Begin DATA FOR THE TASK

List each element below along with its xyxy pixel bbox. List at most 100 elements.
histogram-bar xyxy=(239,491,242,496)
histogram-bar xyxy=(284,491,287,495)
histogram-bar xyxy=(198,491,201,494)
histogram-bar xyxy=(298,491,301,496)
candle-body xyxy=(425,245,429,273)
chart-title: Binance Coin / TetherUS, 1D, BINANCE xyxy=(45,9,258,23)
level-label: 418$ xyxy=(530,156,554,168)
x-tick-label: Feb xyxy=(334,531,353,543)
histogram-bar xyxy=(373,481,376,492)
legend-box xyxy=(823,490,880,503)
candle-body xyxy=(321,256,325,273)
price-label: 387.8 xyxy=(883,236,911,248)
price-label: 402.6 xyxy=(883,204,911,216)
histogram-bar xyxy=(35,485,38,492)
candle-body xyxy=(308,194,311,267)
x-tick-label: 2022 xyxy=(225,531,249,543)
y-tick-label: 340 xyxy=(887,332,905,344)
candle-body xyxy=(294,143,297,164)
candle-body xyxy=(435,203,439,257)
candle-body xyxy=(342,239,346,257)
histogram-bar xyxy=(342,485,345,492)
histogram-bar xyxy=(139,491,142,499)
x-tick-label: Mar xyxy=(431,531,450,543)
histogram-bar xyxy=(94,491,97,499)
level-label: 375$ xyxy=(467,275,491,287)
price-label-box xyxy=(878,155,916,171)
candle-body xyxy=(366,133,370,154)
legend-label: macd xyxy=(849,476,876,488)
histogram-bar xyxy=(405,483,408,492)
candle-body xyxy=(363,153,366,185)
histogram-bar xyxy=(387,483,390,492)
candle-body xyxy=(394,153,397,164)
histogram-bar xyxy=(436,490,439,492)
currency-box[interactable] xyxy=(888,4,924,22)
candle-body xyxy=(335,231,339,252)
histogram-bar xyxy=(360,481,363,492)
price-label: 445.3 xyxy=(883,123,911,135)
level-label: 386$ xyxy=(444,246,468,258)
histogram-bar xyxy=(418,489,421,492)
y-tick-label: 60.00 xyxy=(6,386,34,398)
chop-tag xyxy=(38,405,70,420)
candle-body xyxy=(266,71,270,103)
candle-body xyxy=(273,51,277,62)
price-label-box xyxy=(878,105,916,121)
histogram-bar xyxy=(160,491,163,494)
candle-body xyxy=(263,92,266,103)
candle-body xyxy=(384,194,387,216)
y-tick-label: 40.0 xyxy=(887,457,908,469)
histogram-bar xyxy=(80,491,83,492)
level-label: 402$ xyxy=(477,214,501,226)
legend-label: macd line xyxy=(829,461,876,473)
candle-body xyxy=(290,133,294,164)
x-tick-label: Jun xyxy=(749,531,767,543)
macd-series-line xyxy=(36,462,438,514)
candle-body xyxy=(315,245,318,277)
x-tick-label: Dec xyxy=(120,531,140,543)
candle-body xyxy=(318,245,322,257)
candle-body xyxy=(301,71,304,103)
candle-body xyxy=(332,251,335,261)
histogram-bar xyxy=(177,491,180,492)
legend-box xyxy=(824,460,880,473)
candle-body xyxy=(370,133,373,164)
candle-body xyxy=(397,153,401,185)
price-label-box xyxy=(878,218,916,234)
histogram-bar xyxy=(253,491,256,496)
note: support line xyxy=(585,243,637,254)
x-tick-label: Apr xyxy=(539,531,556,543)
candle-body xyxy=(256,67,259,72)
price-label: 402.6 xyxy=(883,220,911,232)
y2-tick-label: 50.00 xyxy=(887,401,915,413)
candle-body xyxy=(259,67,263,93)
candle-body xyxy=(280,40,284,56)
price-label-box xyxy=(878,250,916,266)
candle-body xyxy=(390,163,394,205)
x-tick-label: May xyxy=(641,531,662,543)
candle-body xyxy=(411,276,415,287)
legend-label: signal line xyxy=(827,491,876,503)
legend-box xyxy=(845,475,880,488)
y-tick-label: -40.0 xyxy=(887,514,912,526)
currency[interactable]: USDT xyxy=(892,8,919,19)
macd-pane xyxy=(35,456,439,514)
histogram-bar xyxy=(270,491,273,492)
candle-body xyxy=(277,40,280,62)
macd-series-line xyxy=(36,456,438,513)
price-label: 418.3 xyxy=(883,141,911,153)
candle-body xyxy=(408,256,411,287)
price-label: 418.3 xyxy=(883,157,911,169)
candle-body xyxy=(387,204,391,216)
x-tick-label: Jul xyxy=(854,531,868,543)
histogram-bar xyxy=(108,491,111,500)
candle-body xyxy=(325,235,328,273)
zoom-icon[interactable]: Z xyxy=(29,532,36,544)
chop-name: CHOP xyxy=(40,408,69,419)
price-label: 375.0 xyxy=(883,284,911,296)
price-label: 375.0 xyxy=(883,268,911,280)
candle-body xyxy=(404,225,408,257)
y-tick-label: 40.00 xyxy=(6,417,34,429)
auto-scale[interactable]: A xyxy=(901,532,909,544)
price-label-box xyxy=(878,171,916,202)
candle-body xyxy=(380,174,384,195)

End DATA FOR THE TASK

### WRITTEN INSTRUCTION
Can you retype all of the material above line for line, keeping every character unchanged?

### RESULT OF THE EXERCISE
List each element below along with its xyxy pixel bbox. List at most 100 elements.
histogram-bar xyxy=(239,491,242,496)
histogram-bar xyxy=(284,491,287,495)
histogram-bar xyxy=(198,491,201,494)
histogram-bar xyxy=(298,491,301,496)
candle-body xyxy=(425,245,429,273)
chart-title: Binance Coin / TetherUS, 1D, BINANCE xyxy=(45,9,258,23)
level-label: 418$ xyxy=(530,156,554,168)
x-tick-label: Feb xyxy=(334,531,353,543)
histogram-bar xyxy=(373,481,376,492)
legend-box xyxy=(823,490,880,503)
candle-body xyxy=(321,256,325,273)
price-label: 387.8 xyxy=(883,236,911,248)
price-label: 402.6 xyxy=(883,204,911,216)
histogram-bar xyxy=(35,485,38,492)
candle-body xyxy=(308,194,311,267)
x-tick-label: 2022 xyxy=(225,531,249,543)
y-tick-label: 340 xyxy=(887,332,905,344)
candle-body xyxy=(294,143,297,164)
candle-body xyxy=(435,203,439,257)
candle-body xyxy=(342,239,346,257)
histogram-bar xyxy=(342,485,345,492)
histogram-bar xyxy=(139,491,142,499)
x-tick-label: Mar xyxy=(431,531,450,543)
histogram-bar xyxy=(94,491,97,499)
level-label: 375$ xyxy=(467,275,491,287)
price-label-box xyxy=(878,155,916,171)
candle-body xyxy=(366,133,370,154)
legend-label: macd xyxy=(849,476,876,488)
histogram-bar xyxy=(405,483,408,492)
candle-body xyxy=(363,153,366,185)
histogram-bar xyxy=(387,483,390,492)
candle-body xyxy=(394,153,397,164)
histogram-bar xyxy=(436,490,439,492)
currency-box[interactable] xyxy=(888,4,924,22)
candle-body xyxy=(335,231,339,252)
histogram-bar xyxy=(360,481,363,492)
price-label: 445.3 xyxy=(883,123,911,135)
level-label: 386$ xyxy=(444,246,468,258)
histogram-bar xyxy=(418,489,421,492)
y-tick-label: 60.00 xyxy=(6,386,34,398)
chop-tag xyxy=(38,405,70,420)
candle-body xyxy=(266,71,270,103)
candle-body xyxy=(273,51,277,62)
price-label-box xyxy=(878,105,916,121)
histogram-bar xyxy=(160,491,163,494)
candle-body xyxy=(263,92,266,103)
candle-body xyxy=(384,194,387,216)
y-tick-label: 40.0 xyxy=(887,457,908,469)
histogram-bar xyxy=(80,491,83,492)
level-label: 402$ xyxy=(477,214,501,226)
legend-label: macd line xyxy=(829,461,876,473)
candle-body xyxy=(290,133,294,164)
x-tick-label: Jun xyxy=(749,531,767,543)
macd-series-line xyxy=(36,462,438,514)
candle-body xyxy=(315,245,318,277)
x-tick-label: Dec xyxy=(120,531,140,543)
candle-body xyxy=(318,245,322,257)
candle-body xyxy=(301,71,304,103)
candle-body xyxy=(332,251,335,261)
histogram-bar xyxy=(177,491,180,492)
legend-box xyxy=(824,460,880,473)
candle-body xyxy=(370,133,373,164)
candle-body xyxy=(397,153,401,185)
price-label-box xyxy=(878,218,916,234)
histogram-bar xyxy=(253,491,256,496)
note: support line xyxy=(585,243,637,254)
x-tick-label: Apr xyxy=(539,531,556,543)
candle-body xyxy=(256,67,259,72)
price-label: 402.6 xyxy=(883,220,911,232)
y2-tick-label: 50.00 xyxy=(887,401,915,413)
candle-body xyxy=(259,67,263,93)
candle-body xyxy=(280,40,284,56)
price-label-box xyxy=(878,250,916,266)
candle-body xyxy=(390,163,394,205)
x-tick-label: May xyxy=(641,531,662,543)
candle-body xyxy=(411,276,415,287)
legend-label: signal line xyxy=(827,491,876,503)
legend-box xyxy=(845,475,880,488)
y-tick-label: -40.0 xyxy=(887,514,912,526)
currency[interactable]: USDT xyxy=(892,8,919,19)
macd-pane xyxy=(35,456,439,514)
histogram-bar xyxy=(270,491,273,492)
candle-body xyxy=(277,40,280,62)
macd-series-line xyxy=(36,456,438,513)
price-label: 418.3 xyxy=(883,141,911,153)
candle-body xyxy=(408,256,411,287)
price-label: 418.3 xyxy=(883,157,911,169)
candle-body xyxy=(387,204,391,216)
x-tick-label: Jul xyxy=(854,531,868,543)
histogram-bar xyxy=(108,491,111,500)
candle-body xyxy=(325,235,328,273)
zoom-icon[interactable]: Z xyxy=(29,532,36,544)
chop-name: CHOP xyxy=(40,408,69,419)
price-label: 375.0 xyxy=(883,284,911,296)
price-label: 375.0 xyxy=(883,268,911,280)
candle-body xyxy=(404,225,408,257)
y-tick-label: 40.00 xyxy=(6,417,34,429)
auto-scale[interactable]: A xyxy=(901,532,909,544)
price-label-box xyxy=(878,171,916,202)
candle-body xyxy=(380,174,384,195)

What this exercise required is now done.